start SUPPLIED DATA

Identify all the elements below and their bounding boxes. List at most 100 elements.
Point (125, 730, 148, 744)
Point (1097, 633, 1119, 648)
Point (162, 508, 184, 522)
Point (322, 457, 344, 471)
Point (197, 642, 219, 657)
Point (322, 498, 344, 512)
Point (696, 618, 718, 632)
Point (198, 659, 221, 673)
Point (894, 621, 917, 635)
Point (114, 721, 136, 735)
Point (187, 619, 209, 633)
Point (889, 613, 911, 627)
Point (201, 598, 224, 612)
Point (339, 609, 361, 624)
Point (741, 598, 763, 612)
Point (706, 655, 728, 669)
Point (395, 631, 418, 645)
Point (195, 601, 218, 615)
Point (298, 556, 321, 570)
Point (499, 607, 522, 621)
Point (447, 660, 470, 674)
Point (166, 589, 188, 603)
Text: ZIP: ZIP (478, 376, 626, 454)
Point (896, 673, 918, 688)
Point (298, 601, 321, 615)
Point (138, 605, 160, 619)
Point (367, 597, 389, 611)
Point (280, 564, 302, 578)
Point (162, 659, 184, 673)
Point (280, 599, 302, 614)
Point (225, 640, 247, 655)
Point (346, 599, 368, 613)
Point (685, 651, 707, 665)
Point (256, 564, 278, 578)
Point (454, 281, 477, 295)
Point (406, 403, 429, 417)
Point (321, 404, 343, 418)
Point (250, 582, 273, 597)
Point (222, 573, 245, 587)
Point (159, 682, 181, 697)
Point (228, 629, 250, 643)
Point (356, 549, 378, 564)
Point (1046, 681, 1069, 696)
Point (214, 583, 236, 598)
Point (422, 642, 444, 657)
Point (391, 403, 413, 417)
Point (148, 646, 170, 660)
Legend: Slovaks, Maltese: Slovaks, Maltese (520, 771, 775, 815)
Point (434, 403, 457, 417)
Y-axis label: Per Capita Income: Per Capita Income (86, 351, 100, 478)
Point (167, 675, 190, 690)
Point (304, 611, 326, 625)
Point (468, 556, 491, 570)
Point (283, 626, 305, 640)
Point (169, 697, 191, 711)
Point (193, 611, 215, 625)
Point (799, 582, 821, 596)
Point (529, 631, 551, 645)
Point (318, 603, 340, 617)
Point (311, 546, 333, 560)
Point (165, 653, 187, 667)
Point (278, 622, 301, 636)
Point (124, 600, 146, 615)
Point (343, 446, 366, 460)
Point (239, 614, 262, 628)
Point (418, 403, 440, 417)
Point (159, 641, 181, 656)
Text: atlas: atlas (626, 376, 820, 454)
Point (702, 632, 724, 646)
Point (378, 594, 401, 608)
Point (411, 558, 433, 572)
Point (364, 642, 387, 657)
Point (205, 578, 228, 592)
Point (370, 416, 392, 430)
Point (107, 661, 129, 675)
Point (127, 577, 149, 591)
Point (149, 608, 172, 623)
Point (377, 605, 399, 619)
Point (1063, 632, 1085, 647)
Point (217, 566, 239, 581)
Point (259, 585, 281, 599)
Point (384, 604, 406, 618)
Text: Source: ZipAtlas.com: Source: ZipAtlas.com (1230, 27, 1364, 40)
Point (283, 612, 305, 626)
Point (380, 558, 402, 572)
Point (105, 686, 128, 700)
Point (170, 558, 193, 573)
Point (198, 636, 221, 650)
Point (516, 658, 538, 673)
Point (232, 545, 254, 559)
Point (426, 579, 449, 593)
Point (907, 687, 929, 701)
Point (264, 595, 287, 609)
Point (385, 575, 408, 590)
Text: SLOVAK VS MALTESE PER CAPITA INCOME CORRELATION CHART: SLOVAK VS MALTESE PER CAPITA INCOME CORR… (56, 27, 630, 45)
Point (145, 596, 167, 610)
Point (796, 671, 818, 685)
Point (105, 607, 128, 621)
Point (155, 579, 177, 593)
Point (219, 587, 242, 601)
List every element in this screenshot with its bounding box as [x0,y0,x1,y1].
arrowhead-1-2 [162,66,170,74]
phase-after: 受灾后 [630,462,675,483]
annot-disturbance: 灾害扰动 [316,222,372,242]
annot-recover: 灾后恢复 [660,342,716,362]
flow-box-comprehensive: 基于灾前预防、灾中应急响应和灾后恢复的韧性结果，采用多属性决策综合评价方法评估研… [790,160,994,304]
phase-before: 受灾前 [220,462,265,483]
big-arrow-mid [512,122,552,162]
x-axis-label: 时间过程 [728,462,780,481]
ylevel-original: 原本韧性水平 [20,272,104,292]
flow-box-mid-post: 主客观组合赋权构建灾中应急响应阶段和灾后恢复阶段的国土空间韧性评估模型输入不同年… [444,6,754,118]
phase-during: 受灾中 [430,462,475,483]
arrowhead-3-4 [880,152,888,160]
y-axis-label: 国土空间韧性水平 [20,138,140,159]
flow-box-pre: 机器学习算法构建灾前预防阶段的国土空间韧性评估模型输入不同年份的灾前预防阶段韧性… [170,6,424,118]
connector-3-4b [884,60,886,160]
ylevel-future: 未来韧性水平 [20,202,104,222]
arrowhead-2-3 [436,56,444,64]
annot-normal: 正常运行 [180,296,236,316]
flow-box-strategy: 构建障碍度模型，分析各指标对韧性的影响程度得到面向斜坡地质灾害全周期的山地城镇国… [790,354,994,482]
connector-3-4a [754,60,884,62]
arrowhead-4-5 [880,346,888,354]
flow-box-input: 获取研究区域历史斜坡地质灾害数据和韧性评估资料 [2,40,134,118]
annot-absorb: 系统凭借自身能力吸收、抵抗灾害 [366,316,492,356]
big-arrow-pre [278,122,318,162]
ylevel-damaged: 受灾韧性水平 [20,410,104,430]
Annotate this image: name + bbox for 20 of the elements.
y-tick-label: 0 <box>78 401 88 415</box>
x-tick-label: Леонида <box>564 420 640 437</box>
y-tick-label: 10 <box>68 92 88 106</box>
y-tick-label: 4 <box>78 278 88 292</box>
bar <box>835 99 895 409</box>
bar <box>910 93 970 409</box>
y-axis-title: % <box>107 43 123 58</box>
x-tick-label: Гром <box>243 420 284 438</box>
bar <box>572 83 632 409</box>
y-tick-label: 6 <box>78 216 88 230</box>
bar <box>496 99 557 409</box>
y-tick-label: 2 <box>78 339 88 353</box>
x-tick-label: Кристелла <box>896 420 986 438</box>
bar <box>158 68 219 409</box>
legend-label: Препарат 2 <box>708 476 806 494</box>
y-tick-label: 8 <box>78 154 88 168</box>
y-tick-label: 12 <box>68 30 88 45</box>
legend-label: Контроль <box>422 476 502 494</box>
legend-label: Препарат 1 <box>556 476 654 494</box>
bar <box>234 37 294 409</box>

end SUPPLIED DATA

(SHORT EXERCISE): Reproduce all of the data above verbatim, from the first line to the last, with no changes.

(COMPLETE OUTPUT):
Identify all the elements below and their bounding boxes. List at most 100 elements.
Point (125, 730, 148, 744)
Point (1097, 633, 1119, 648)
Point (162, 508, 184, 522)
Point (322, 457, 344, 471)
Point (197, 642, 219, 657)
Point (322, 498, 344, 512)
Point (696, 618, 718, 632)
Point (198, 659, 221, 673)
Point (894, 621, 917, 635)
Point (114, 721, 136, 735)
Point (187, 619, 209, 633)
Point (889, 613, 911, 627)
Point (201, 598, 224, 612)
Point (339, 609, 361, 624)
Point (741, 598, 763, 612)
Point (706, 655, 728, 669)
Point (395, 631, 418, 645)
Point (195, 601, 218, 615)
Point (298, 556, 321, 570)
Point (499, 607, 522, 621)
Point (447, 660, 470, 674)
Point (166, 589, 188, 603)
Text: ZIP: ZIP (478, 376, 626, 454)
Point (896, 673, 918, 688)
Point (298, 601, 321, 615)
Point (138, 605, 160, 619)
Point (367, 597, 389, 611)
Point (280, 564, 302, 578)
Point (162, 659, 184, 673)
Point (280, 599, 302, 614)
Point (225, 640, 247, 655)
Point (346, 599, 368, 613)
Point (685, 651, 707, 665)
Point (256, 564, 278, 578)
Point (454, 281, 477, 295)
Point (406, 403, 429, 417)
Point (321, 404, 343, 418)
Point (250, 582, 273, 597)
Point (222, 573, 245, 587)
Point (159, 682, 181, 697)
Point (228, 629, 250, 643)
Point (356, 549, 378, 564)
Point (1046, 681, 1069, 696)
Point (214, 583, 236, 598)
Point (422, 642, 444, 657)
Point (391, 403, 413, 417)
Point (148, 646, 170, 660)
Legend: Slovaks, Maltese: Slovaks, Maltese (520, 771, 775, 815)
Point (434, 403, 457, 417)
Y-axis label: Per Capita Income: Per Capita Income (86, 351, 100, 478)
Point (167, 675, 190, 690)
Point (304, 611, 326, 625)
Point (468, 556, 491, 570)
Point (283, 626, 305, 640)
Point (169, 697, 191, 711)
Point (193, 611, 215, 625)
Point (799, 582, 821, 596)
Point (529, 631, 551, 645)
Point (318, 603, 340, 617)
Point (311, 546, 333, 560)
Point (165, 653, 187, 667)
Point (278, 622, 301, 636)
Point (124, 600, 146, 615)
Point (343, 446, 366, 460)
Point (239, 614, 262, 628)
Point (418, 403, 440, 417)
Point (159, 641, 181, 656)
Text: atlas: atlas (626, 376, 820, 454)
Point (702, 632, 724, 646)
Point (378, 594, 401, 608)
Point (411, 558, 433, 572)
Point (364, 642, 387, 657)
Point (205, 578, 228, 592)
Point (370, 416, 392, 430)
Point (107, 661, 129, 675)
Point (127, 577, 149, 591)
Point (149, 608, 172, 623)
Point (377, 605, 399, 619)
Point (1063, 632, 1085, 647)
Point (217, 566, 239, 581)
Point (259, 585, 281, 599)
Point (384, 604, 406, 618)
Text: Source: ZipAtlas.com: Source: ZipAtlas.com (1230, 27, 1364, 40)
Point (283, 612, 305, 626)
Point (380, 558, 402, 572)
Point (105, 686, 128, 700)
Point (170, 558, 193, 573)
Point (198, 636, 221, 650)
Point (516, 658, 538, 673)
Point (232, 545, 254, 559)
Point (426, 579, 449, 593)
Point (907, 687, 929, 701)
Point (264, 595, 287, 609)
Point (385, 575, 408, 590)
Text: SLOVAK VS MALTESE PER CAPITA INCOME CORRELATION CHART: SLOVAK VS MALTESE PER CAPITA INCOME CORR… (56, 27, 630, 45)
Point (145, 596, 167, 610)
Point (796, 671, 818, 685)
Point (105, 607, 128, 621)
Point (155, 579, 177, 593)
Point (219, 587, 242, 601)
List every element in this screenshot with its bounding box as [x0,y0,x1,y1].
arrowhead-1-2 [162,66,170,74]
phase-after: 受灾后 [630,462,675,483]
annot-disturbance: 灾害扰动 [316,222,372,242]
annot-recover: 灾后恢复 [660,342,716,362]
flow-box-comprehensive: 基于灾前预防、灾中应急响应和灾后恢复的韧性结果，采用多属性决策综合评价方法评估研… [790,160,994,304]
phase-before: 受灾前 [220,462,265,483]
big-arrow-mid [512,122,552,162]
x-axis-label: 时间过程 [728,462,780,481]
ylevel-original: 原本韧性水平 [20,272,104,292]
flow-box-mid-post: 主客观组合赋权构建灾中应急响应阶段和灾后恢复阶段的国土空间韧性评估模型输入不同年… [444,6,754,118]
phase-during: 受灾中 [430,462,475,483]
arrowhead-3-4 [880,152,888,160]
y-axis-label: 国土空间韧性水平 [20,138,140,159]
flow-box-pre: 机器学习算法构建灾前预防阶段的国土空间韧性评估模型输入不同年份的灾前预防阶段韧性… [170,6,424,118]
connector-3-4b [884,60,886,160]
ylevel-future: 未来韧性水平 [20,202,104,222]
arrowhead-2-3 [436,56,444,64]
annot-normal: 正常运行 [180,296,236,316]
flow-box-strategy: 构建障碍度模型，分析各指标对韧性的影响程度得到面向斜坡地质灾害全周期的山地城镇国… [790,354,994,482]
connector-3-4a [754,60,884,62]
arrowhead-4-5 [880,346,888,354]
flow-box-input: 获取研究区域历史斜坡地质灾害数据和韧性评估资料 [2,40,134,118]
annot-absorb: 系统凭借自身能力吸收、抵抗灾害 [366,316,492,356]
big-arrow-pre [278,122,318,162]
ylevel-damaged: 受灾韧性水平 [20,410,104,430]
Annotate this image: name + bbox for 20 of the elements.
y-tick-label: 0 <box>78 401 88 415</box>
x-tick-label: Леонида <box>564 420 640 437</box>
y-tick-label: 10 <box>68 92 88 106</box>
y-tick-label: 4 <box>78 278 88 292</box>
bar <box>835 99 895 409</box>
bar <box>910 93 970 409</box>
y-axis-title: % <box>107 43 123 58</box>
x-tick-label: Гром <box>243 420 284 438</box>
bar <box>572 83 632 409</box>
y-tick-label: 6 <box>78 216 88 230</box>
bar <box>496 99 557 409</box>
y-tick-label: 2 <box>78 339 88 353</box>
x-tick-label: Кристелла <box>896 420 986 438</box>
bar <box>158 68 219 409</box>
legend-label: Препарат 2 <box>708 476 806 494</box>
y-tick-label: 8 <box>78 154 88 168</box>
y-tick-label: 12 <box>68 30 88 45</box>
legend-label: Контроль <box>422 476 502 494</box>
legend-label: Препарат 1 <box>556 476 654 494</box>
bar <box>234 37 294 409</box>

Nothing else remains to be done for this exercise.